> [The problem]: Restate the whole listing exactly.

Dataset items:
** begin **

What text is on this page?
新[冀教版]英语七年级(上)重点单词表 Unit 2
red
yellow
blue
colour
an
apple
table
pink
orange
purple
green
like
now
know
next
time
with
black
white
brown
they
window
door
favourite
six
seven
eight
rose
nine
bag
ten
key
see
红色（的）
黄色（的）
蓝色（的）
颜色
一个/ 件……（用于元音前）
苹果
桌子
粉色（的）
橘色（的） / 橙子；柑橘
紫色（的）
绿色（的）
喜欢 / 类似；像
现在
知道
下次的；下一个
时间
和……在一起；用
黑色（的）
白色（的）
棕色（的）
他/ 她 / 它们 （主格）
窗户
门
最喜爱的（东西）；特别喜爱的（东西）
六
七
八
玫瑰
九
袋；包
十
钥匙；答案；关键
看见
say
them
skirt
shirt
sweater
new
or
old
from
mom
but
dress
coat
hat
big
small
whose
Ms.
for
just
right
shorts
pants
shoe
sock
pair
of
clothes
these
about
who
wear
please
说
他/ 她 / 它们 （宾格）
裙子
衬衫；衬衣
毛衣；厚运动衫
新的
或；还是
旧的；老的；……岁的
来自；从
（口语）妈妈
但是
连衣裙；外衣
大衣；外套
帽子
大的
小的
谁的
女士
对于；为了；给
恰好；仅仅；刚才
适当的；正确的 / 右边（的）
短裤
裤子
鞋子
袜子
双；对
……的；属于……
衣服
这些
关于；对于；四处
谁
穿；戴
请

** end **

> [Answer to this task]:
What text is on this page?
新[冀教版]英语七年级(上)重点单词表 Unit 2
red
yellow
blue
colour
an
apple
table
pink
orange
purple
green
like
now
know
next
time
with
black
white
brown
they
window
door
favourite
six
seven
eight
rose
nine
bag
ten
key
see
红色（的）
黄色（的）
蓝色（的）
颜色
一个/ 件……（用于元音前）
苹果
桌子
粉色（的）
橘色（的） / 橙子；柑橘
紫色（的）
绿色（的）
喜欢 / 类似；像
现在
知道
下次的；下一个
时间
和……在一起；用
黑色（的）
白色（的）
棕色（的）
他/ 她 / 它们 （主格）
窗户
门
最喜爱的（东西）；特别喜爱的（东西）
六
七
八
玫瑰
九
袋；包
十
钥匙；答案；关键
看见
say
them
skirt
shirt
sweater
new
or
old
from
mom
but
dress
coat
hat
big
small
whose
Ms.
for
just
right
shorts
pants
shoe
sock
pair
of
clothes
these
about
who
wear
please
说
他/ 她 / 它们 （宾格）
裙子
衬衫；衬衣
毛衣；厚运动衫
新的
或；还是
旧的；老的；……岁的
来自；从
（口语）妈妈
但是
连衣裙；外衣
大衣；外套
帽子
大的
小的
谁的
女士
对于；为了；给
恰好；仅仅；刚才
适当的；正确的 / 右边（的）
短裤
裤子
鞋子
袜子
双；对
……的；属于……
衣服
这些
关于；对于；四处
谁
穿；戴
请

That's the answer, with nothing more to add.